I use FahMon which I like for it's simplicity. I've tried other monitors which are more sophisticated, but have come back to Fahmon for it's simple user interface and setup. Fahmon could use some improvements, so I'm going to take a stab at writing my own monitoring software. Some of my high priority features are:

#1. Better Visibility and reporting of Stalled or hung clients. Reporting if you are processing the same WU twice in a row. Email notification of problems. Ability to mark clients a "offline" so that they aren't distracting you.

#2: Points Per Day Tracking: I want to see time per step, PPD per step, a PPD History graph calculated on each step like the Task Manager's CPU History graph, etc.

#3: Ability to spawn VNC

#4: Try (!) to compensate for poor time reporting on the client with VMWare Linux clients.

We'll see how much effort this thing will take to write, but I would be interested in hearing people's suggestions for their "perfect" monitoring features.

- JP
JPinTO
Gerbil Team Leader
 
Posts: 239
Joined: Sat Jun 30, 2007 6:02 am
Location: Toronto, Ontario

Re: Creating the "perfect" FAH Monitoring Software

Postposted on Sun Oct 26, 2008 10:59 am

Back when I had more systems folding, I thought about doing something like this too. I didn't get very far (you can see what my scripts produce here), but maybe I can be of some assistance.

______________________________

* **EXERCISE TASK A**: Duplicate everything in the FAH monitoring thread from "#2: Points Per" down to "History graph, etc.".
* **EXERCISE TASK B**:
Answer these from the FAH monitoring thread:
(i) Which monitoring program does the first poster currently use?
(ii) What is listed as the #3 high-priority feature?
(iii) What location appears under JPinTO's profile?
* **EXERCISE TASK C**: Pick up the FAH monitoring thread after its last sentence and keep writing the reply.

* **RECORDS SUPPLIED**:
______________________________

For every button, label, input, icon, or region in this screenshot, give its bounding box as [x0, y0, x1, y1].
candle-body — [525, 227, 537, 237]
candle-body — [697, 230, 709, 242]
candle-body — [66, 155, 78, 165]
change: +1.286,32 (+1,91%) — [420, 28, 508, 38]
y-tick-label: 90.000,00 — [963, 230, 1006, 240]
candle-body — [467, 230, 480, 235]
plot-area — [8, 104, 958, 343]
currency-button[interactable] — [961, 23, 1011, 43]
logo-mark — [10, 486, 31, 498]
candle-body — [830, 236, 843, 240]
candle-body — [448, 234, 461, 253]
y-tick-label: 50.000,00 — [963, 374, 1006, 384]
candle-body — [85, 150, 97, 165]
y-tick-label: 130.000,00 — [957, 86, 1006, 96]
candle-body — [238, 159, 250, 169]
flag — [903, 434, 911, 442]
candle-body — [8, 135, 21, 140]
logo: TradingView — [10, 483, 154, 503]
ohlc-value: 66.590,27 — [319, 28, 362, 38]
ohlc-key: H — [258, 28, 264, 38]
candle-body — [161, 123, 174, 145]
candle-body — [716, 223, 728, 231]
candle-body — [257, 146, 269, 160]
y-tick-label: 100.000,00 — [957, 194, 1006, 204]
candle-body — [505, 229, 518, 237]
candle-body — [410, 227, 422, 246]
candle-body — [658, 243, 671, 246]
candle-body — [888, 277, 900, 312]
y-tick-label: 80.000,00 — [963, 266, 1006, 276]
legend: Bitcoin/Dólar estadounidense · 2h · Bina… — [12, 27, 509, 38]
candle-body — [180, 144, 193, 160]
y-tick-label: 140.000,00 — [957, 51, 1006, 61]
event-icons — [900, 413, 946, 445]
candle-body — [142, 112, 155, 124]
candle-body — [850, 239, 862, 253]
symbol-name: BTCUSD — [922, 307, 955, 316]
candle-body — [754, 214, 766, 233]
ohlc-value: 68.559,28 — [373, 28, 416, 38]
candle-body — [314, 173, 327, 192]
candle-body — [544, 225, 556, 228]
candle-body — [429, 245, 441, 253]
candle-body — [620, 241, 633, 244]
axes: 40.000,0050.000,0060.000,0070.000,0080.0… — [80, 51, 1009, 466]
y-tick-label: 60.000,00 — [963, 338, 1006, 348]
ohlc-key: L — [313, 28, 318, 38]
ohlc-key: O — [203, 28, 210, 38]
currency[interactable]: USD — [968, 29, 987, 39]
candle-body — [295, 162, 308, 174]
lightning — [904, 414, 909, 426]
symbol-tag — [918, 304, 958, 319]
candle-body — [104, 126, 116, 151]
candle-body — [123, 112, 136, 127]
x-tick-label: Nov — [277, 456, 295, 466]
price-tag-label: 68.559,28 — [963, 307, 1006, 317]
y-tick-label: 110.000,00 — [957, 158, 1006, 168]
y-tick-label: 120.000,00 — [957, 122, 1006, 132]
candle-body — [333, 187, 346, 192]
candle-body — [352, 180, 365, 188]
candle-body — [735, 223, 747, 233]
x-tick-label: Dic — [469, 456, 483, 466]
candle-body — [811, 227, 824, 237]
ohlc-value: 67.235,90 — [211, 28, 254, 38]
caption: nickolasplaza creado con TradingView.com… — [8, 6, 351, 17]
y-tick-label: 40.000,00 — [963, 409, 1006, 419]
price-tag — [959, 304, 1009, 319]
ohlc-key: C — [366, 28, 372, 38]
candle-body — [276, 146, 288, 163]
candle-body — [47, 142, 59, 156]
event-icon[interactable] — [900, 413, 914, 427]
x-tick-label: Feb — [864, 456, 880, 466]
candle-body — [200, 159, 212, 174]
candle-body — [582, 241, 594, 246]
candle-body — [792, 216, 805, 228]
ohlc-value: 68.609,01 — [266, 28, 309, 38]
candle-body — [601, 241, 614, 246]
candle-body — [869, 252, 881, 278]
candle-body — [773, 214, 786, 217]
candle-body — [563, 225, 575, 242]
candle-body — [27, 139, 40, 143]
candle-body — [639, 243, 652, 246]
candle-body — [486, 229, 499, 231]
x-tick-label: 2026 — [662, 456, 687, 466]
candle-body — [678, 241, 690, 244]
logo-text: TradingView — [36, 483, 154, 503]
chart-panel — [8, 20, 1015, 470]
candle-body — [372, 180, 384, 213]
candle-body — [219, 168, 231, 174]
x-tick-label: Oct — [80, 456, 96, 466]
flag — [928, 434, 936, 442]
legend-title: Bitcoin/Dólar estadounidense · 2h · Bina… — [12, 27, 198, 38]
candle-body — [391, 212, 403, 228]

______________________________

* **EXERCISE RESULT A**:
#2: Points Per Day Tracking: I want to see time per step, PPD per step, a PPD History graph calculated on each step like the Task Manager's CPU History graph, etc.

* **EXERCISE RESULT B**:
(i) FahMon
(ii) The ability to spawn VNC
(iii) Toronto, Ontario

* **EXERCISE RESULT C**:
JPinTO wrote:#1. Better Visibility and reporting of Stalled or hung clients. Reporting if you are processing the same WU twice in a row. Email notification of problems. Ability to mark clients a "offline" so that they aren't distracting you.

Yeah, I've often thought about doing stalled node detection by checking the last time the FAHlog.txt file was touched (this time is the "last log update" line in my status report); just never got around to implementing it.

#2: Points Per Day Tracking: I want to see time per step, PPD per step, a PPD History graph calculated on each step like the Task Manager's CPU History graph, etc.

The part of this that is a PITA is keeping your WU database updated with new WUs as they come out. I've been doing this manually, by maintaining a text file where I copy-paste new WUs from Stanford's project summary page. The utility that calculates the PPD reads the text file to get the WU point values.

It would be nice if the history graph could also label the points at which new WUs were downloaded (and their WU number).

#3: Ability to spawn VNC

I'm assuming this would be for local nodes only? Exposing VNC on the 'net isn't a good idea, since its security is poor.

#4: Try (!) to compensate for poor time reporting on the client with VMWare Linux clients.

IMO a better solution here is to try to deal with the poor clock synchronization. This is one aspect of VMware which really pisses me off; VirtualBox seems to get the clock right, but unfortunately the SMP Linux client won't run under VirtualBox.

My hackish solution for this issue is to run a script in the VM which performs an NTP time sychronization every few minutes...
(this space intentionally left blank)
just brew it!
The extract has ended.